Pick out every line in the data below that holds "Coin".
· · · · ·
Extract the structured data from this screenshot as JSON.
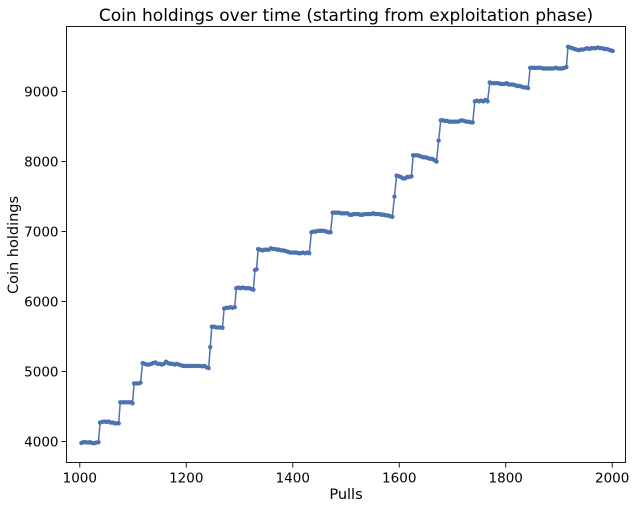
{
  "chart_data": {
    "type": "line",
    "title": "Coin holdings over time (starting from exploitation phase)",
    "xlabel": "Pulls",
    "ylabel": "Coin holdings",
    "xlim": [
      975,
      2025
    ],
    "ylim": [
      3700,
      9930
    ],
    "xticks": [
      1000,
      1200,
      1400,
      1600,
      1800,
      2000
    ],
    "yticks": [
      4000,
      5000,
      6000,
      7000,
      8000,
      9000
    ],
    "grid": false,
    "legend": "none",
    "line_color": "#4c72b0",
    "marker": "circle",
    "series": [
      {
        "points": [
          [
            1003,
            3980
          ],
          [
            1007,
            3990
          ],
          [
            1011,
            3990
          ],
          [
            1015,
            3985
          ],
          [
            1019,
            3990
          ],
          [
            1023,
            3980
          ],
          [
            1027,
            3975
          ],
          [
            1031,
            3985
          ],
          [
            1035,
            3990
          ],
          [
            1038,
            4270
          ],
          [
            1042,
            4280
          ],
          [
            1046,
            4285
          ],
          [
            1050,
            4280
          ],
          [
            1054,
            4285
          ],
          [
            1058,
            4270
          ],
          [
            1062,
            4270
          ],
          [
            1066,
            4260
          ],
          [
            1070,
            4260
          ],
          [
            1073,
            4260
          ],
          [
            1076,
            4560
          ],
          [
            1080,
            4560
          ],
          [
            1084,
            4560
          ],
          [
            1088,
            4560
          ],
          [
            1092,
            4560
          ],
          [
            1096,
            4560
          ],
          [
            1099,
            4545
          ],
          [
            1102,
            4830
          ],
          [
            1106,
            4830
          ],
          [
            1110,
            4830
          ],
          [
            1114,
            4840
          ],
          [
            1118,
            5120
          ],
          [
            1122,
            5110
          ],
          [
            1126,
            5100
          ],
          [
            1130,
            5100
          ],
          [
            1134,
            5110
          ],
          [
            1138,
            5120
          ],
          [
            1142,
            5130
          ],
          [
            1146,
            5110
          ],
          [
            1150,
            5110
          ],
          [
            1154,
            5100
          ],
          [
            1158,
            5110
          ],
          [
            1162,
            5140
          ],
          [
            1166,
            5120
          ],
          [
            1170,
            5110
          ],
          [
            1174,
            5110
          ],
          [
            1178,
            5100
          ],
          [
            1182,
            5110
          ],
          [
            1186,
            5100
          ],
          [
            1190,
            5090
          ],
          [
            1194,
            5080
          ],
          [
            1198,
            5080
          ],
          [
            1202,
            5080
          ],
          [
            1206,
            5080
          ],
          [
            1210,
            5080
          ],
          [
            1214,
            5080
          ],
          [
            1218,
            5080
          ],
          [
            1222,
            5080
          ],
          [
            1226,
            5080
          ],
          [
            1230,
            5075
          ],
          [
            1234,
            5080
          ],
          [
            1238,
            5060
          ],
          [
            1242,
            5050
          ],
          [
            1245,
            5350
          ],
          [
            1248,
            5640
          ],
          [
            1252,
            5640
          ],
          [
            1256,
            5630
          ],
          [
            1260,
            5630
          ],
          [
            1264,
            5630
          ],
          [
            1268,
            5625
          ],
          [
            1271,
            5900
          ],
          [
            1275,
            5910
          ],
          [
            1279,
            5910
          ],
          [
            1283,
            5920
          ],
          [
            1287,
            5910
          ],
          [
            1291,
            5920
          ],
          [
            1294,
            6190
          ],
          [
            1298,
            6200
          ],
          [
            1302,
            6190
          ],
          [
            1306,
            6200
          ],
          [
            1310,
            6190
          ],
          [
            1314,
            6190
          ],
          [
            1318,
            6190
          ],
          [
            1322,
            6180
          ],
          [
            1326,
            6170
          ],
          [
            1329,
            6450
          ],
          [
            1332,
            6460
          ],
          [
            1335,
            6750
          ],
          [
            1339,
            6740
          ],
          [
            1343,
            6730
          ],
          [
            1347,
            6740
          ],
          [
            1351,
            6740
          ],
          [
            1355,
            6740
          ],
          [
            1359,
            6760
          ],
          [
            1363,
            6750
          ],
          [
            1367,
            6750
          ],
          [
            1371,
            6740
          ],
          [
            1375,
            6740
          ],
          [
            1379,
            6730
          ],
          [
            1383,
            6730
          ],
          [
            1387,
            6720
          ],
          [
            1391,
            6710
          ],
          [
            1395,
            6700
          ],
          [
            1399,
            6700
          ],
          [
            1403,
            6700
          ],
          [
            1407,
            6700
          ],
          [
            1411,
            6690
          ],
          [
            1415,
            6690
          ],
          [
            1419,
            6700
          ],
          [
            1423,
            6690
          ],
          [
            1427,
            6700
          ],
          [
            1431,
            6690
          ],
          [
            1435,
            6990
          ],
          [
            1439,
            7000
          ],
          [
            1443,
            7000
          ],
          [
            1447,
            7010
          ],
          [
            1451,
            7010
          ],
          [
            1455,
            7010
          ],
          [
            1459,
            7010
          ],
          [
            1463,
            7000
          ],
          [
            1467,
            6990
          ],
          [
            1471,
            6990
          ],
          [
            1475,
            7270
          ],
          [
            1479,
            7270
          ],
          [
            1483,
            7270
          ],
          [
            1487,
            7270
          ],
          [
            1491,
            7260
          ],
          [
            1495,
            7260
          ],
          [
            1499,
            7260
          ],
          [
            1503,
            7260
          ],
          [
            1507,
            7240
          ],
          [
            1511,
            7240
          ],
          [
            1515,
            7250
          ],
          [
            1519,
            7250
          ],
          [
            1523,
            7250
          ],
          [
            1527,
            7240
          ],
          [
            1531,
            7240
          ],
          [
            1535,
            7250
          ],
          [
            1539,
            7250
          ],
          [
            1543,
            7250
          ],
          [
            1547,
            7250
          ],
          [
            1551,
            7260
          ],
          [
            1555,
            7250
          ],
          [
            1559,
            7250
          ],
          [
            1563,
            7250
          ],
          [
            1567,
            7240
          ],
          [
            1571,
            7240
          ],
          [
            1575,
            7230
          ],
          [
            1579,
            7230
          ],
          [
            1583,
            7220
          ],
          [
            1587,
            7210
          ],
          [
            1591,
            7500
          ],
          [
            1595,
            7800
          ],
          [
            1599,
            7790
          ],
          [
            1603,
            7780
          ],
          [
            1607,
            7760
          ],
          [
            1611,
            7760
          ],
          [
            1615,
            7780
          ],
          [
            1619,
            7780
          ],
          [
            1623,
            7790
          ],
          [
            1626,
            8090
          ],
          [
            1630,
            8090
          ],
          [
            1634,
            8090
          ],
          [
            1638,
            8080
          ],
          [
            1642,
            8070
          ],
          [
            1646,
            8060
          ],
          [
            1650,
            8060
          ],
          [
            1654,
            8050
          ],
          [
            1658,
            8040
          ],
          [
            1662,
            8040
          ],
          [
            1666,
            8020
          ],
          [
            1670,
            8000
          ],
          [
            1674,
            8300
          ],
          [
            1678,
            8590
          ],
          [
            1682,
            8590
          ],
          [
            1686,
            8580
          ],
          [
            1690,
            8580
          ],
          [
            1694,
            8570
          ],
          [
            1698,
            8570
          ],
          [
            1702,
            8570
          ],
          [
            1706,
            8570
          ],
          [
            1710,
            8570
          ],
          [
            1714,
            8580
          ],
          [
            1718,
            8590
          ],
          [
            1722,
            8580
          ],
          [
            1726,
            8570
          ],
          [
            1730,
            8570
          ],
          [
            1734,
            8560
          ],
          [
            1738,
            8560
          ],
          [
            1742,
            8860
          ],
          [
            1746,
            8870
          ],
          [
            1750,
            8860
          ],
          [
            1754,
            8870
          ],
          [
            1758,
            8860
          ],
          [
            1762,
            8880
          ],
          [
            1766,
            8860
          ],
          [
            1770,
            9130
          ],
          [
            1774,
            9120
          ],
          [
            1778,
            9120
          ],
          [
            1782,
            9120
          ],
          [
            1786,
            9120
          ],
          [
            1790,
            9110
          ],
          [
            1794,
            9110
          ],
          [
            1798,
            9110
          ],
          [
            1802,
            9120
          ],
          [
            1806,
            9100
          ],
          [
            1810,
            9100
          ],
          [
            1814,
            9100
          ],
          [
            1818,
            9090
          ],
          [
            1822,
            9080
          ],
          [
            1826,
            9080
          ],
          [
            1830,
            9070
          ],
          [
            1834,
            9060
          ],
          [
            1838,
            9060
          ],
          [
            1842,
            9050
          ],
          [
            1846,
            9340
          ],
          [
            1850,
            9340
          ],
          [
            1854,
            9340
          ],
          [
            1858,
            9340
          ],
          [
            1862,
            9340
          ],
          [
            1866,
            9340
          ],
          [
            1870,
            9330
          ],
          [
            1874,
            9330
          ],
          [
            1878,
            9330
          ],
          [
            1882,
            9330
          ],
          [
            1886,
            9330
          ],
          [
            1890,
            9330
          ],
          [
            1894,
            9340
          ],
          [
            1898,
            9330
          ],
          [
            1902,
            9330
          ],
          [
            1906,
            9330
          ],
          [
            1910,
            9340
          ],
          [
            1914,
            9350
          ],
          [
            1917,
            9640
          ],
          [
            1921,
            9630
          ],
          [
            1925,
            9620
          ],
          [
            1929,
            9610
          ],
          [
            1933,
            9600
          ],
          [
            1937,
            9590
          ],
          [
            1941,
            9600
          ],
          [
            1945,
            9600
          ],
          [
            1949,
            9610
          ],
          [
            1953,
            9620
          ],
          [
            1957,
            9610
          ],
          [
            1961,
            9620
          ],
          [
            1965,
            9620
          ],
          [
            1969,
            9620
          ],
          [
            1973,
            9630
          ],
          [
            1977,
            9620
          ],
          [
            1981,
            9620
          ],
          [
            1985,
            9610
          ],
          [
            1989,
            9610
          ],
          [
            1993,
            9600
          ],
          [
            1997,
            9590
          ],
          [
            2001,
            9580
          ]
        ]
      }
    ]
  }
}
· · · · ·
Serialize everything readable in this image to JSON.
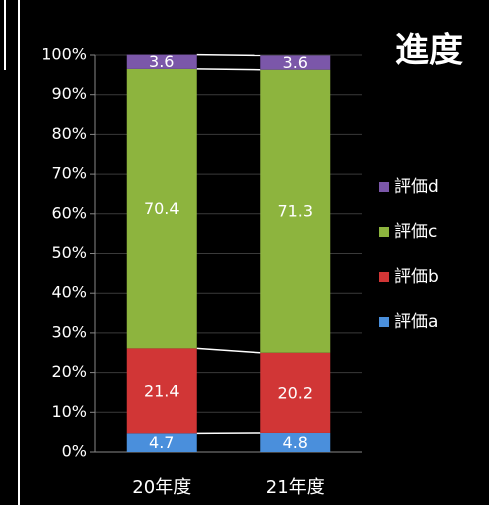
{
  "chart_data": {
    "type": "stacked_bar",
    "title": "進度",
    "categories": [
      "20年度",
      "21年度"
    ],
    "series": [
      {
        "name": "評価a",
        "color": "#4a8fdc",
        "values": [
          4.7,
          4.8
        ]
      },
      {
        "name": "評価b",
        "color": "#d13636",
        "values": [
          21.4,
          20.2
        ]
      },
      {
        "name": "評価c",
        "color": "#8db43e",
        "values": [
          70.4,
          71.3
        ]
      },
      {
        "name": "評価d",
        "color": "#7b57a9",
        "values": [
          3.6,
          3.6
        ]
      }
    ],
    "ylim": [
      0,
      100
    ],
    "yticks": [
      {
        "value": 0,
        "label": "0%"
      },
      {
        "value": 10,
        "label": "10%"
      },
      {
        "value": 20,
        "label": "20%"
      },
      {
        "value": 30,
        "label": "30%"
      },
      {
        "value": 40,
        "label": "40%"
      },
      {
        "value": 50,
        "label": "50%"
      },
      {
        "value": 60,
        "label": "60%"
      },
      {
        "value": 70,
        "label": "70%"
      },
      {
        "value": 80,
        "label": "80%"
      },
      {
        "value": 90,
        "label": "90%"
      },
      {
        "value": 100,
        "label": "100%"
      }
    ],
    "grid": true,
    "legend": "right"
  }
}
· · · · ·
- [Response to this task]:
    "title": "Coin holdings over time (starting from exploitation phase)",
    "ylabel": "Coin holdings",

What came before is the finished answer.